=== Record extracts ===
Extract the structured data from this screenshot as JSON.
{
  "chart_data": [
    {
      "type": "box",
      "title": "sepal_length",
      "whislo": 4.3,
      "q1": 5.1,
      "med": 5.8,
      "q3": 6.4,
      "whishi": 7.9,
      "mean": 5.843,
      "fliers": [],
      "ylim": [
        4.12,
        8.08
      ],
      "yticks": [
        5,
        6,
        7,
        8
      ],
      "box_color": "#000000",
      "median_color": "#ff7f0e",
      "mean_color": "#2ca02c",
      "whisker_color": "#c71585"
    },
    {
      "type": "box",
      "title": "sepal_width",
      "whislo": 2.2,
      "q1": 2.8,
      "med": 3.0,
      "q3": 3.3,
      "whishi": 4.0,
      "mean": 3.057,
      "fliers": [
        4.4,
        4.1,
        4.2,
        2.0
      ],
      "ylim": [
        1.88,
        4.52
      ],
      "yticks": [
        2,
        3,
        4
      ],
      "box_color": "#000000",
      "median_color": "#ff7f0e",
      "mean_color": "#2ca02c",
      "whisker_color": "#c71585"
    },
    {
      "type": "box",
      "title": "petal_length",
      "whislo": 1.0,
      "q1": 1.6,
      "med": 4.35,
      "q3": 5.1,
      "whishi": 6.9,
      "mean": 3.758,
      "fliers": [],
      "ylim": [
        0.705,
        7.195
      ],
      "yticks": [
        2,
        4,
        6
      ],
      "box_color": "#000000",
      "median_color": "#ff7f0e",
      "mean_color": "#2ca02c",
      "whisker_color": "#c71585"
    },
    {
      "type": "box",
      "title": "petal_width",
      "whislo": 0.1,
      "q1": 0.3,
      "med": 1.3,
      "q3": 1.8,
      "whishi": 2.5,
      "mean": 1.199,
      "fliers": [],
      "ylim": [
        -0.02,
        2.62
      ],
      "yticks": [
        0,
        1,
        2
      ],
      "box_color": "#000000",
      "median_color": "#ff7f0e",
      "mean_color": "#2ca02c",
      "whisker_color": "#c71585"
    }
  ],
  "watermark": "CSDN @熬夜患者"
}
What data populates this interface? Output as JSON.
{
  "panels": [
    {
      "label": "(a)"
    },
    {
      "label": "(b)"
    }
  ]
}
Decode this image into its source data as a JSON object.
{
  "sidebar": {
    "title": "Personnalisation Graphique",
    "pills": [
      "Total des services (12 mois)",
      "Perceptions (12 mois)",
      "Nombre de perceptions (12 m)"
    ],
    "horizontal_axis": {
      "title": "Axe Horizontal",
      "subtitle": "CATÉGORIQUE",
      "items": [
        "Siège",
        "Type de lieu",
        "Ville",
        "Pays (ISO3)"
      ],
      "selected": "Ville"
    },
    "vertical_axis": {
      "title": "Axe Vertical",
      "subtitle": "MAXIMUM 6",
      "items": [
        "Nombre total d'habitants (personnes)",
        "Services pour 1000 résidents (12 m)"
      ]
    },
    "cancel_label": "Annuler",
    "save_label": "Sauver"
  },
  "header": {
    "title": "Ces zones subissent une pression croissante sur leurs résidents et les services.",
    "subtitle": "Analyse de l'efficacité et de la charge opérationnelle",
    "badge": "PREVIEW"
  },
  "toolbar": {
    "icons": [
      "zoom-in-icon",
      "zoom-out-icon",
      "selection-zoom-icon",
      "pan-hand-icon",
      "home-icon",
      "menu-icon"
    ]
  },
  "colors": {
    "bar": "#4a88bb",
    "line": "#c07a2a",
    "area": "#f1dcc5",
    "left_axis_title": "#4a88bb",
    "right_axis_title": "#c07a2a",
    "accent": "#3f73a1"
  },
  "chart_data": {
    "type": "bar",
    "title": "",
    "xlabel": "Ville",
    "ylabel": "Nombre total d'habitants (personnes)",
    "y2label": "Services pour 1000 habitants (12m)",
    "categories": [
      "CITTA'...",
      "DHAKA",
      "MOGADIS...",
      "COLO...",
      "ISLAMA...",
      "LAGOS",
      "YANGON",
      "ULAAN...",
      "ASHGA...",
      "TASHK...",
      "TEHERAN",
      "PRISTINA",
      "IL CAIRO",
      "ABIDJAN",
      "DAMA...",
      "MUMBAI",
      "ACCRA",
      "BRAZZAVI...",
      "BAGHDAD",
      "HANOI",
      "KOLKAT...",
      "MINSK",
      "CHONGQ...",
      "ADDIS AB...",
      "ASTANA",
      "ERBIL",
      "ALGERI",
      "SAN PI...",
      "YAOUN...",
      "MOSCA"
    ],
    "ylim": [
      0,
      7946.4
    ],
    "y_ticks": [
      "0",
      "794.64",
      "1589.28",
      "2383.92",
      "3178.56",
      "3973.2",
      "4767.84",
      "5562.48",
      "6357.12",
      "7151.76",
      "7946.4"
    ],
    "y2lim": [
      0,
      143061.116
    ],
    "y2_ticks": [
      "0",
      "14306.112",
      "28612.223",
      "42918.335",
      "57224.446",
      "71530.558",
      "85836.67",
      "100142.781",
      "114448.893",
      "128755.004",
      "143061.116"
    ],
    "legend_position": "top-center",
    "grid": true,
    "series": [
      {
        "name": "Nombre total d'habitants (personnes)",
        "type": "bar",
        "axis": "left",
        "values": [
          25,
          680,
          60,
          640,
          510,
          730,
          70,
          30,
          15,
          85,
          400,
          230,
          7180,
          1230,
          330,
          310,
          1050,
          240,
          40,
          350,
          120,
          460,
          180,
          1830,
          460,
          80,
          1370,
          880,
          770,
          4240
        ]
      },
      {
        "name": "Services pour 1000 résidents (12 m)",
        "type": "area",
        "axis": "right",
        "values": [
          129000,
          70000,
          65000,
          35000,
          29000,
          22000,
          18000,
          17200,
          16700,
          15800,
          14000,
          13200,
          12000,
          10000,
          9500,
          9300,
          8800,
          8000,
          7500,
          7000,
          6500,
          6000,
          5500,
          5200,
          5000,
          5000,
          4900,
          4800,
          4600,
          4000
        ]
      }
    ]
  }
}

=== Job ===
Extract all lines as given.

=== Task result ===
Extract the structured data from this screenshot as JSON.
{
  "chart_data": [
    {
      "type": "box",
      "title": "sepal_length",
      "whislo": 4.3,
      "q1": 5.1,
      "med": 5.8,
      "q3": 6.4,
      "whishi": 7.9,
      "mean": 5.843,
      "fliers": [],
      "ylim": [
        4.12,
        8.08
      ],
      "yticks": [
        5,
        6,
        7,
        8
      ],
      "box_color": "#000000",
      "median_color": "#ff7f0e",
      "mean_color": "#2ca02c",
      "whisker_color": "#c71585"
    },
    {
      "type": "box",
      "title": "sepal_width",
      "whislo": 2.2,
      "q1": 2.8,
      "med": 3.0,
      "q3": 3.3,
      "whishi": 4.0,
      "mean": 3.057,
      "fliers": [
        4.4,
        4.1,
        4.2,
        2.0
      ],
      "ylim": [
        1.88,
        4.52
      ],
      "yticks": [
        2,
        3,
        4
      ],
      "box_color": "#000000",
      "median_color": "#ff7f0e",
      "mean_color": "#2ca02c",
      "whisker_color": "#c71585"
    },
    {
      "type": "box",
      "title": "petal_length",
      "whislo": 1.0,
      "q1": 1.6,
      "med": 4.35,
      "q3": 5.1,
      "whishi": 6.9,
      "mean": 3.758,
      "fliers": [],
      "ylim": [
        0.705,
        7.195
      ],
      "yticks": [
        2,
        4,
        6
      ],
      "box_color": "#000000",
      "median_color": "#ff7f0e",
      "mean_color": "#2ca02c",
      "whisker_color": "#c71585"
    },
    {
      "type": "box",
      "title": "petal_width",
      "whislo": 0.1,
      "q1": 0.3,
      "med": 1.3,
      "q3": 1.8,
      "whishi": 2.5,
      "mean": 1.199,
      "fliers": [],
      "ylim": [
        -0.02,
        2.62
      ],
      "yticks": [
        0,
        1,
        2
      ],
      "box_color": "#000000",
      "median_color": "#ff7f0e",
      "mean_color": "#2ca02c",
      "whisker_color": "#c71585"
    }
  ],
  "watermark": "CSDN @熬夜患者"
}
What data populates this interface? Output as JSON.
{
  "panels": [
    {
      "label": "(a)"
    },
    {
      "label": "(b)"
    }
  ]
}
Decode this image into its source data as a JSON object.
{
  "sidebar": {
    "title": "Personnalisation Graphique",
    "pills": [
      "Total des services (12 mois)",
      "Perceptions (12 mois)",
      "Nombre de perceptions (12 m)"
    ],
    "horizontal_axis": {
      "title": "Axe Horizontal",
      "subtitle": "CATÉGORIQUE",
      "items": [
        "Siège",
        "Type de lieu",
        "Ville",
        "Pays (ISO3)"
      ],
      "selected": "Ville"
    },
    "vertical_axis": {
      "title": "Axe Vertical",
      "subtitle": "MAXIMUM 6",
      "items": [
        "Nombre total d'habitants (personnes)",
        "Services pour 1000 résidents (12 m)"
      ]
    },
    "cancel_label": "Annuler",
    "save_label": "Sauver"
  },
  "header": {
    "title": "Ces zones subissent une pression croissante sur leurs résidents et les services.",
    "subtitle": "Analyse de l'efficacité et de la charge opérationnelle",
    "badge": "PREVIEW"
  },
  "toolbar": {
    "icons": [
      "zoom-in-icon",
      "zoom-out-icon",
      "selection-zoom-icon",
      "pan-hand-icon",
      "home-icon",
      "menu-icon"
    ]
  },
  "colors": {
    "bar": "#4a88bb",
    "line": "#c07a2a",
    "area": "#f1dcc5",
    "left_axis_title": "#4a88bb",
    "right_axis_title": "#c07a2a",
    "accent": "#3f73a1"
  },
  "chart_data": {
    "type": "bar",
    "title": "",
    "xlabel": "Ville",
    "ylabel": "Nombre total d'habitants (personnes)",
    "y2label": "Services pour 1000 habitants (12m)",
    "categories": [
      "CITTA'...",
      "DHAKA",
      "MOGADIS...",
      "COLO...",
      "ISLAMA...",
      "LAGOS",
      "YANGON",
      "ULAAN...",
      "ASHGA...",
      "TASHK...",
      "TEHERAN",
      "PRISTINA",
      "IL CAIRO",
      "ABIDJAN",
      "DAMA...",
      "MUMBAI",
      "ACCRA",
      "BRAZZAVI...",
      "BAGHDAD",
      "HANOI",
      "KOLKAT...",
      "MINSK",
      "CHONGQ...",
      "ADDIS AB...",
      "ASTANA",
      "ERBIL",
      "ALGERI",
      "SAN PI...",
      "YAOUN...",
      "MOSCA"
    ],
    "ylim": [
      0,
      7946.4
    ],
    "y_ticks": [
      "0",
      "794.64",
      "1589.28",
      "2383.92",
      "3178.56",
      "3973.2",
      "4767.84",
      "5562.48",
      "6357.12",
      "7151.76",
      "7946.4"
    ],
    "y2lim": [
      0,
      143061.116
    ],
    "y2_ticks": [
      "0",
      "14306.112",
      "28612.223",
      "42918.335",
      "57224.446",
      "71530.558",
      "85836.67",
      "100142.781",
      "114448.893",
      "128755.004",
      "143061.116"
    ],
    "legend_position": "top-center",
    "grid": true,
    "series": [
      {
        "name": "Nombre total d'habitants (personnes)",
        "type": "bar",
        "axis": "left",
        "values": [
          25,
          680,
          60,
          640,
          510,
          730,
          70,
          30,
          15,
          85,
          400,
          230,
          7180,
          1230,
          330,
          310,
          1050,
          240,
          40,
          350,
          120,
          460,
          180,
          1830,
          460,
          80,
          1370,
          880,
          770,
          4240
        ]
      },
      {
        "name": "Services pour 1000 résidents (12 m)",
        "type": "area",
        "axis": "right",
        "values": [
          129000,
          70000,
          65000,
          35000,
          29000,
          22000,
          18000,
          17200,
          16700,
          15800,
          14000,
          13200,
          12000,
          10000,
          9500,
          9300,
          8800,
          8000,
          7500,
          7000,
          6500,
          6000,
          5500,
          5200,
          5000,
          5000,
          4900,
          4800,
          4600,
          4000
        ]
      }
    ]
  }
}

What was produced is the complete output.